Reproduce all of the material exactly as shown.

[Records contained in a dataset]
◇ ◇ ◇ ◇ ◇ ◇ ◇

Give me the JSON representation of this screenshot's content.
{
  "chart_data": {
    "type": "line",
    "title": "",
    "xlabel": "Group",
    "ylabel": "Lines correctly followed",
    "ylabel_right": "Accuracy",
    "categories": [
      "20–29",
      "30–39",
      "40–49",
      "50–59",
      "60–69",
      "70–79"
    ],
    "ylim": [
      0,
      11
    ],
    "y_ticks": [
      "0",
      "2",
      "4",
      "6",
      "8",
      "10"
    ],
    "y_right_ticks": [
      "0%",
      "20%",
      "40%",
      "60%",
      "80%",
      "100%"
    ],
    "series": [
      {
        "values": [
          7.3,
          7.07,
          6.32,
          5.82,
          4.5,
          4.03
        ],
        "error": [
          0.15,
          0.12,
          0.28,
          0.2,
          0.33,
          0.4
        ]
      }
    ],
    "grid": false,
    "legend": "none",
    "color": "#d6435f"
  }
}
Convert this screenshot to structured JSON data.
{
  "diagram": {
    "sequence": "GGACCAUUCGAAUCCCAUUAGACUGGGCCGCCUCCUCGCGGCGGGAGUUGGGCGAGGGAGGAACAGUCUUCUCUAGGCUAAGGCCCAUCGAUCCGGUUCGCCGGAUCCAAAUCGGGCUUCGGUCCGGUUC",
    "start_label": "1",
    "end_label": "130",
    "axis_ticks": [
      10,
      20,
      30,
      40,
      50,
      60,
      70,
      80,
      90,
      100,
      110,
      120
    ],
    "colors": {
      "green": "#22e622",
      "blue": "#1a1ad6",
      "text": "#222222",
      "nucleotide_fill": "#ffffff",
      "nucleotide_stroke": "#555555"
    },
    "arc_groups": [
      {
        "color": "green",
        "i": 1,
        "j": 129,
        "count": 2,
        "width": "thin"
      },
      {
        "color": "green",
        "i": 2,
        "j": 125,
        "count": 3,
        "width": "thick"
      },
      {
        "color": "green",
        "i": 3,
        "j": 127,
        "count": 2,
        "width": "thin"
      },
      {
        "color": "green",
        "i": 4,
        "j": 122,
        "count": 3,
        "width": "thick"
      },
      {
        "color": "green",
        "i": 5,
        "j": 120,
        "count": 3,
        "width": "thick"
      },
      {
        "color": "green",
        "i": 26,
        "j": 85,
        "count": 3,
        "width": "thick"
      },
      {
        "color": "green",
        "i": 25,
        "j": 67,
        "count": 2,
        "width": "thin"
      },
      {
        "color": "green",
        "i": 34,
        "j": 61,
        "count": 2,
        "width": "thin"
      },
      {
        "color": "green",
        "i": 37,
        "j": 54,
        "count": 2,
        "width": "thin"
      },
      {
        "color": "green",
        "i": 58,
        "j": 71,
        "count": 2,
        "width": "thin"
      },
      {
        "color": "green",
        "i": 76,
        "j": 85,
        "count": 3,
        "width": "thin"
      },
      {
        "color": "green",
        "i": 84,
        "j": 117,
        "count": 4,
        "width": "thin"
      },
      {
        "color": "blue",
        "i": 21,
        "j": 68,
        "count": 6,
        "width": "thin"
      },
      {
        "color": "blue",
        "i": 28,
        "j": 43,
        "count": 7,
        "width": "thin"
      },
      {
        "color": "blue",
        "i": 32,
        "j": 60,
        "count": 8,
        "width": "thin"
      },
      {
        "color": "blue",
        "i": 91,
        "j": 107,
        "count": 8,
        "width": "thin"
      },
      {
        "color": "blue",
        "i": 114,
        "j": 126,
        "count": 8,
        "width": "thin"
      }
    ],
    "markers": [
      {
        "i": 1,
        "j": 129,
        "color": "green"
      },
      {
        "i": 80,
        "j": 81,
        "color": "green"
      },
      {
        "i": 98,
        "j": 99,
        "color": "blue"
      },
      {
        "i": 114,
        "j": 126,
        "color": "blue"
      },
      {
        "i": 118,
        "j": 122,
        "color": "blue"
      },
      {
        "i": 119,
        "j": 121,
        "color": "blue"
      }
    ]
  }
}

◇ ◇ ◇ ◇ ◇ ◇ ◇

**Solution below**
Give me the JSON representation of this screenshot's content.
{
  "chart_data": {
    "type": "line",
    "title": "",
    "xlabel": "Group",
    "ylabel": "Lines correctly followed",
    "ylabel_right": "Accuracy",
    "categories": [
      "20–29",
      "30–39",
      "40–49",
      "50–59",
      "60–69",
      "70–79"
    ],
    "ylim": [
      0,
      11
    ],
    "y_ticks": [
      "0",
      "2",
      "4",
      "6",
      "8",
      "10"
    ],
    "y_right_ticks": [
      "0%",
      "20%",
      "40%",
      "60%",
      "80%",
      "100%"
    ],
    "series": [
      {
        "values": [
          7.3,
          7.07,
          6.32,
          5.82,
          4.5,
          4.03
        ],
        "error": [
          0.15,
          0.12,
          0.28,
          0.2,
          0.33,
          0.4
        ]
      }
    ],
    "grid": false,
    "legend": "none",
    "color": "#d6435f"
  }
}
Convert this screenshot to structured JSON data.
{
  "diagram": {
    "sequence": "GGACCAUUCGAAUCCCAUUAGACUGGGCCGCCUCCUCGCGGCGGGAGUUGGGCGAGGGAGGAACAGUCUUCUCUAGGCUAAGGCCCAUCGAUCCGGUUCGCCGGAUCCAAAUCGGGCUUCGGUCCGGUUC",
    "start_label": "1",
    "end_label": "130",
    "axis_ticks": [
      10,
      20,
      30,
      40,
      50,
      60,
      70,
      80,
      90,
      100,
      110,
      120
    ],
    "colors": {
      "green": "#22e622",
      "blue": "#1a1ad6",
      "text": "#222222",
      "nucleotide_fill": "#ffffff",
      "nucleotide_stroke": "#555555"
    },
    "arc_groups": [
      {
        "color": "green",
        "i": 1,
        "j": 129,
        "count": 2,
        "width": "thin"
      },
      {
        "color": "green",
        "i": 2,
        "j": 125,
        "count": 3,
        "width": "thick"
      },
      {
        "color": "green",
        "i": 3,
        "j": 127,
        "count": 2,
        "width": "thin"
      },
      {
        "color": "green",
        "i": 4,
        "j": 122,
        "count": 3,
        "width": "thick"
      },
      {
        "color": "green",
        "i": 5,
        "j": 120,
        "count": 3,
        "width": "thick"
      },
      {
        "color": "green",
        "i": 26,
        "j": 85,
        "count": 3,
        "width": "thick"
      },
      {
        "color": "green",
        "i": 25,
        "j": 67,
        "count": 2,
        "width": "thin"
      },
      {
        "color": "green",
        "i": 34,
        "j": 61,
        "count": 2,
        "width": "thin"
      },
      {
        "color": "green",
        "i": 37,
        "j": 54,
        "count": 2,
        "width": "thin"
      },
      {
        "color": "green",
        "i": 58,
        "j": 71,
        "count": 2,
        "width": "thin"
      },
      {
        "color": "green",
        "i": 76,
        "j": 85,
        "count": 3,
        "width": "thin"
      },
      {
        "color": "green",
        "i": 84,
        "j": 117,
        "count": 4,
        "width": "thin"
      },
      {
        "color": "blue",
        "i": 21,
        "j": 68,
        "count": 6,
        "width": "thin"
      },
      {
        "color": "blue",
        "i": 28,
        "j": 43,
        "count": 7,
        "width": "thin"
      },
      {
        "color": "blue",
        "i": 32,
        "j": 60,
        "count": 8,
        "width": "thin"
      },
      {
        "color": "blue",
        "i": 91,
        "j": 107,
        "count": 8,
        "width": "thin"
      },
      {
        "color": "blue",
        "i": 114,
        "j": 126,
        "count": 8,
        "width": "thin"
      }
    ],
    "markers": [
      {
        "i": 1,
        "j": 129,
        "color": "green"
      },
      {
        "i": 80,
        "j": 81,
        "color": "green"
      },
      {
        "i": 98,
        "j": 99,
        "color": "blue"
      },
      {
        "i": 114,
        "j": 126,
        "color": "blue"
      },
      {
        "i": 118,
        "j": 122,
        "color": "blue"
      },
      {
        "i": 119,
        "j": 121,
        "color": "blue"
      }
    ]
  }
}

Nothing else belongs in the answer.